● **EXERCISE MATERIAL**
########
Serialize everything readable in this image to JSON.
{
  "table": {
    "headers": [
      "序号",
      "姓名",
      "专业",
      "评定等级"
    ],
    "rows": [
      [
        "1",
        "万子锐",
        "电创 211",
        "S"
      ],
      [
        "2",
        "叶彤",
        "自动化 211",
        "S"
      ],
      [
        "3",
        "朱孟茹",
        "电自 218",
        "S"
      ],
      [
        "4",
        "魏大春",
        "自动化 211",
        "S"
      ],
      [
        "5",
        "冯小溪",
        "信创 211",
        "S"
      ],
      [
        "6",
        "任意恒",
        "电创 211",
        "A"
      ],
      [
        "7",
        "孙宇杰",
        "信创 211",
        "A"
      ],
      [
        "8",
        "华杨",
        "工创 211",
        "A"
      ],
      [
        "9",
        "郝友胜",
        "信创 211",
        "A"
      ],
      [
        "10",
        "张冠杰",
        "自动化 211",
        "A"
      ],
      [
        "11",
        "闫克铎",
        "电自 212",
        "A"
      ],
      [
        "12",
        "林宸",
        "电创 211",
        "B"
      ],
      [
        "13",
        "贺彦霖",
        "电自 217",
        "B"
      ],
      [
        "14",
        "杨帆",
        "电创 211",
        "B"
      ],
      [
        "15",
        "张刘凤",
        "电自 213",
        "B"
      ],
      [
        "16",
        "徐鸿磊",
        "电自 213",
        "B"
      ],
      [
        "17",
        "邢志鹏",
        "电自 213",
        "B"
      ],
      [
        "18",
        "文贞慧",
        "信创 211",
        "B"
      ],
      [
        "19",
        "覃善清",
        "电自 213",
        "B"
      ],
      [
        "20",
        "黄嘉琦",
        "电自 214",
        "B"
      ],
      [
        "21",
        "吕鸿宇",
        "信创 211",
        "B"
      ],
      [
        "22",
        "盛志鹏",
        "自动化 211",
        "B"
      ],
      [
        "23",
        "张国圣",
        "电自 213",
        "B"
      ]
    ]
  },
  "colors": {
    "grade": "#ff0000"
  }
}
########
● **WRITTEN PROBLEM**
Repeat every entry word for word.

● **ANSWER TO THE TASK**
Serialize everything readable in this image to JSON.
{
  "table": {
    "headers": [
      "序号",
      "姓名",
      "专业",
      "评定等级"
    ],
    "rows": [
      [
        "1",
        "万子锐",
        "电创 211",
        "S"
      ],
      [
        "2",
        "叶彤",
        "自动化 211",
        "S"
      ],
      [
        "3",
        "朱孟茹",
        "电自 218",
        "S"
      ],
      [
        "4",
        "魏大春",
        "自动化 211",
        "S"
      ],
      [
        "5",
        "冯小溪",
        "信创 211",
        "S"
      ],
      [
        "6",
        "任意恒",
        "电创 211",
        "A"
      ],
      [
        "7",
        "孙宇杰",
        "信创 211",
        "A"
      ],
      [
        "8",
        "华杨",
        "工创 211",
        "A"
      ],
      [
        "9",
        "郝友胜",
        "信创 211",
        "A"
      ],
      [
        "10",
        "张冠杰",
        "自动化 211",
        "A"
      ],
      [
        "11",
        "闫克铎",
        "电自 212",
        "A"
      ],
      [
        "12",
        "林宸",
        "电创 211",
        "B"
      ],
      [
        "13",
        "贺彦霖",
        "电自 217",
        "B"
      ],
      [
        "14",
        "杨帆",
        "电创 211",
        "B"
      ],
      [
        "15",
        "张刘凤",
        "电自 213",
        "B"
      ],
      [
        "16",
        "徐鸿磊",
        "电自 213",
        "B"
      ],
      [
        "17",
        "邢志鹏",
        "电自 213",
        "B"
      ],
      [
        "18",
        "文贞慧",
        "信创 211",
        "B"
      ],
      [
        "19",
        "覃善清",
        "电自 213",
        "B"
      ],
      [
        "20",
        "黄嘉琦",
        "电自 214",
        "B"
      ],
      [
        "21",
        "吕鸿宇",
        "信创 211",
        "B"
      ],
      [
        "22",
        "盛志鹏",
        "自动化 211",
        "B"
      ],
      [
        "23",
        "张国圣",
        "电自 213",
        "B"
      ]
    ]
  },
  "colors": {
    "grade": "#ff0000"
  }
}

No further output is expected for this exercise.